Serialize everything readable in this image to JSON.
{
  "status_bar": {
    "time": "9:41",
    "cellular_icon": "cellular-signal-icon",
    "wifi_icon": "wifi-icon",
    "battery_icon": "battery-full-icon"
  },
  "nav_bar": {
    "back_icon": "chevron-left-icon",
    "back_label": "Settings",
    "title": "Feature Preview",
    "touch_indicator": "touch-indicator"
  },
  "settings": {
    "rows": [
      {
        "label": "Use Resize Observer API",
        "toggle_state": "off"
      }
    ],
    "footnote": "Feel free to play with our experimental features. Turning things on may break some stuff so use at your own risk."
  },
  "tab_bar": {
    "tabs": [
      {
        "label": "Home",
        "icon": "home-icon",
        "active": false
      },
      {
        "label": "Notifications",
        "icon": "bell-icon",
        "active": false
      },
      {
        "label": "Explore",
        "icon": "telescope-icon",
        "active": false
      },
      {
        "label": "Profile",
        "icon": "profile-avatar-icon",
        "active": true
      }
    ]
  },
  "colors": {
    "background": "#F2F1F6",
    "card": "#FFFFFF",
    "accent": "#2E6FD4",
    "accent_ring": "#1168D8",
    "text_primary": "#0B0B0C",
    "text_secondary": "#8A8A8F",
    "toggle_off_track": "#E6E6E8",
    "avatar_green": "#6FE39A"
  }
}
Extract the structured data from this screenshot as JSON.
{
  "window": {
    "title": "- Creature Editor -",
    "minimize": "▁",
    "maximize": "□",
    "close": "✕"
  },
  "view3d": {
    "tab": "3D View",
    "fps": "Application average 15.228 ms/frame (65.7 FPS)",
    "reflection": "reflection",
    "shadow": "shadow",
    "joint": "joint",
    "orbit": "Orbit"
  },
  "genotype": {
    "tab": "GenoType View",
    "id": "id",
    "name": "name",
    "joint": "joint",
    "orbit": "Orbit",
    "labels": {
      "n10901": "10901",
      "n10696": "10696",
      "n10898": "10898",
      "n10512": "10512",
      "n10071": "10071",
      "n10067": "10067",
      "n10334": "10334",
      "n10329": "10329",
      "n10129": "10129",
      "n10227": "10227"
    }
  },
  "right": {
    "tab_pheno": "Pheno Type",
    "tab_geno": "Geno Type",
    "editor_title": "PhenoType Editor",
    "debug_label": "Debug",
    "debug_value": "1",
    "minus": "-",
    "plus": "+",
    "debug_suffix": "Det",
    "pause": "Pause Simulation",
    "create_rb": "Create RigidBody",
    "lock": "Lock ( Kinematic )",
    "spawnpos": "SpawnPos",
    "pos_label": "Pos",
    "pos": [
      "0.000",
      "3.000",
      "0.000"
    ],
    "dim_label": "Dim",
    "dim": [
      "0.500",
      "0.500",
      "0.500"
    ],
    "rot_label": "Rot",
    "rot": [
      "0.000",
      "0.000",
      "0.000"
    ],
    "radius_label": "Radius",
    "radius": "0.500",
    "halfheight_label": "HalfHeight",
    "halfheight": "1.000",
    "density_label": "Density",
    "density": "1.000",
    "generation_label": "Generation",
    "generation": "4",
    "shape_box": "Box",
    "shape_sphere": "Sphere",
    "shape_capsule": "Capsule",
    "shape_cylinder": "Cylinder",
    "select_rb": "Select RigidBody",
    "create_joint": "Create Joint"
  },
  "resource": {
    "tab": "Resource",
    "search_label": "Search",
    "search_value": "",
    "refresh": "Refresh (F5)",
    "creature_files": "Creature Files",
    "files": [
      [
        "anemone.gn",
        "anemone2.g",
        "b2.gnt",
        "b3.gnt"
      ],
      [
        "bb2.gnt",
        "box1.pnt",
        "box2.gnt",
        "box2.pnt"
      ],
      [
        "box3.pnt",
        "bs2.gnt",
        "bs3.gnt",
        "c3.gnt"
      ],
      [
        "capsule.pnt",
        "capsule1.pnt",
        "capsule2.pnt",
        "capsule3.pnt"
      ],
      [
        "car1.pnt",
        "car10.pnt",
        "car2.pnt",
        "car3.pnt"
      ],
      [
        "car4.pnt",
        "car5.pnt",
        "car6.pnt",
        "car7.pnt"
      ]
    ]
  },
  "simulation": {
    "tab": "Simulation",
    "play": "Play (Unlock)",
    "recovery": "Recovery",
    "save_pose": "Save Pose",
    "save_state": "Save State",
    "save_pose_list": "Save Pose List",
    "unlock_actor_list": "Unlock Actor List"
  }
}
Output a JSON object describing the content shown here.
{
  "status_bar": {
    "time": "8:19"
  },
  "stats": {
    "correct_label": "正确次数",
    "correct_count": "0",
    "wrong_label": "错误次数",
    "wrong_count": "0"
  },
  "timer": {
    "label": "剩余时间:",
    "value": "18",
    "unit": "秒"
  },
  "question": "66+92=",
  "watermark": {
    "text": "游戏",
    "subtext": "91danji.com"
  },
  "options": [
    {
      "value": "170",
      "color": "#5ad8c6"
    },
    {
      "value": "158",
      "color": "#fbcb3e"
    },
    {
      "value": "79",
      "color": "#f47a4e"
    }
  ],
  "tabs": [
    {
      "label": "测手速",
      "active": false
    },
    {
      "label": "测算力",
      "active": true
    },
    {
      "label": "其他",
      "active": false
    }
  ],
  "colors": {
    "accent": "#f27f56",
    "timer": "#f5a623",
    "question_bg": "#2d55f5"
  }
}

* [Requirements]
Return the entries above exactly, each one complete.

* [Correct result]
Serialize everything readable in this image to JSON.
{
  "status_bar": {
    "time": "9:41",
    "cellular_icon": "cellular-signal-icon",
    "wifi_icon": "wifi-icon",
    "battery_icon": "battery-full-icon"
  },
  "nav_bar": {
    "back_icon": "chevron-left-icon",
    "back_label": "Settings",
    "title": "Feature Preview",
    "touch_indicator": "touch-indicator"
  },
  "settings": {
    "rows": [
      {
        "label": "Use Resize Observer API",
        "toggle_state": "off"
      }
    ],
    "footnote": "Feel free to play with our experimental features. Turning things on may break some stuff so use at your own risk."
  },
  "tab_bar": {
    "tabs": [
      {
        "label": "Home",
        "icon": "home-icon",
        "active": false
      },
      {
        "label": "Notifications",
        "icon": "bell-icon",
        "active": false
      },
      {
        "label": "Explore",
        "icon": "telescope-icon",
        "active": false
      },
      {
        "label": "Profile",
        "icon": "profile-avatar-icon",
        "active": true
      }
    ]
  },
  "colors": {
    "background": "#F2F1F6",
    "card": "#FFFFFF",
    "accent": "#2E6FD4",
    "accent_ring": "#1168D8",
    "text_primary": "#0B0B0C",
    "text_secondary": "#8A8A8F",
    "toggle_off_track": "#E6E6E8",
    "avatar_green": "#6FE39A"
  }
}
Extract the structured data from this screenshot as JSON.
{
  "window": {
    "title": "- Creature Editor -",
    "minimize": "▁",
    "maximize": "□",
    "close": "✕"
  },
  "view3d": {
    "tab": "3D View",
    "fps": "Application average 15.228 ms/frame (65.7 FPS)",
    "reflection": "reflection",
    "shadow": "shadow",
    "joint": "joint",
    "orbit": "Orbit"
  },
  "genotype": {
    "tab": "GenoType View",
    "id": "id",
    "name": "name",
    "joint": "joint",
    "orbit": "Orbit",
    "labels": {
      "n10901": "10901",
      "n10696": "10696",
      "n10898": "10898",
      "n10512": "10512",
      "n10071": "10071",
      "n10067": "10067",
      "n10334": "10334",
      "n10329": "10329",
      "n10129": "10129",
      "n10227": "10227"
    }
  },
  "right": {
    "tab_pheno": "Pheno Type",
    "tab_geno": "Geno Type",
    "editor_title": "PhenoType Editor",
    "debug_label": "Debug",
    "debug_value": "1",
    "minus": "-",
    "plus": "+",
    "debug_suffix": "Det",
    "pause": "Pause Simulation",
    "create_rb": "Create RigidBody",
    "lock": "Lock ( Kinematic )",
    "spawnpos": "SpawnPos",
    "pos_label": "Pos",
    "pos": [
      "0.000",
      "3.000",
      "0.000"
    ],
    "dim_label": "Dim",
    "dim": [
      "0.500",
      "0.500",
      "0.500"
    ],
    "rot_label": "Rot",
    "rot": [
      "0.000",
      "0.000",
      "0.000"
    ],
    "radius_label": "Radius",
    "radius": "0.500",
    "halfheight_label": "HalfHeight",
    "halfheight": "1.000",
    "density_label": "Density",
    "density": "1.000",
    "generation_label": "Generation",
    "generation": "4",
    "shape_box": "Box",
    "shape_sphere": "Sphere",
    "shape_capsule": "Capsule",
    "shape_cylinder": "Cylinder",
    "select_rb": "Select RigidBody",
    "create_joint": "Create Joint"
  },
  "resource": {
    "tab": "Resource",
    "search_label": "Search",
    "search_value": "",
    "refresh": "Refresh (F5)",
    "creature_files": "Creature Files",
    "files": [
      [
        "anemone.gn",
        "anemone2.g",
        "b2.gnt",
        "b3.gnt"
      ],
      [
        "bb2.gnt",
        "box1.pnt",
        "box2.gnt",
        "box2.pnt"
      ],
      [
        "box3.pnt",
        "bs2.gnt",
        "bs3.gnt",
        "c3.gnt"
      ],
      [
        "capsule.pnt",
        "capsule1.pnt",
        "capsule2.pnt",
        "capsule3.pnt"
      ],
      [
        "car1.pnt",
        "car10.pnt",
        "car2.pnt",
        "car3.pnt"
      ],
      [
        "car4.pnt",
        "car5.pnt",
        "car6.pnt",
        "car7.pnt"
      ]
    ]
  },
  "simulation": {
    "tab": "Simulation",
    "play": "Play (Unlock)",
    "recovery": "Recovery",
    "save_pose": "Save Pose",
    "save_state": "Save State",
    "save_pose_list": "Save Pose List",
    "unlock_actor_list": "Unlock Actor List"
  }
}
Output a JSON object describing the content shown here.
{
  "status_bar": {
    "time": "8:19"
  },
  "stats": {
    "correct_label": "正确次数",
    "correct_count": "0",
    "wrong_label": "错误次数",
    "wrong_count": "0"
  },
  "timer": {
    "label": "剩余时间:",
    "value": "18",
    "unit": "秒"
  },
  "question": "66+92=",
  "watermark": {
    "text": "游戏",
    "subtext": "91danji.com"
  },
  "options": [
    {
      "value": "170",
      "color": "#5ad8c6"
    },
    {
      "value": "158",
      "color": "#fbcb3e"
    },
    {
      "value": "79",
      "color": "#f47a4e"
    }
  ],
  "tabs": [
    {
      "label": "测手速",
      "active": false
    },
    {
      "label": "测算力",
      "active": true
    },
    {
      "label": "其他",
      "active": false
    }
  ],
  "colors": {
    "accent": "#f27f56",
    "timer": "#f5a623",
    "question_bg": "#2d55f5"
  }
}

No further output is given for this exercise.